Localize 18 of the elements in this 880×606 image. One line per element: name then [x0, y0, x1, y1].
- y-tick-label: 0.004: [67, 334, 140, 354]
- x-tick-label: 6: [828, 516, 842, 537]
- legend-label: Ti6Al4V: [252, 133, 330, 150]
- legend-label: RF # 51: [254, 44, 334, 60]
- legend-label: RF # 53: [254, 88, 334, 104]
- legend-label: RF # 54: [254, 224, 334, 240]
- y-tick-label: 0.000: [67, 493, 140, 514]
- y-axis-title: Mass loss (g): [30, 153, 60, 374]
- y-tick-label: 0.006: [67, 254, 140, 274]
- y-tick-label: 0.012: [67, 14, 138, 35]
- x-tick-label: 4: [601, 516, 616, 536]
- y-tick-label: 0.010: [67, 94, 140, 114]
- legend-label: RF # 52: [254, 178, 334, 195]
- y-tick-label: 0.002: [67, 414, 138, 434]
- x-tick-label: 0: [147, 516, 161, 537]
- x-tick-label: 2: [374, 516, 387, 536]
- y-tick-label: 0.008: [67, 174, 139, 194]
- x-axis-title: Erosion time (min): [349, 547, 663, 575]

━━━

Your task: Please rewrite the data from the start through the line that contains "- legend-label: RF # 53: [254, 88, 334, 104]", changing "Localize" to "Locate" and leaving everything else as it is.

Task response:
Locate 18 of the elements in this 880×606 image. One line per element: name then [x0, y0, x1, y1].
- y-tick-label: 0.004: [67, 334, 140, 354]
- x-tick-label: 6: [828, 516, 842, 537]
- legend-label: Ti6Al4V: [252, 133, 330, 150]
- legend-label: RF # 51: [254, 44, 334, 60]
- legend-label: RF # 53: [254, 88, 334, 104]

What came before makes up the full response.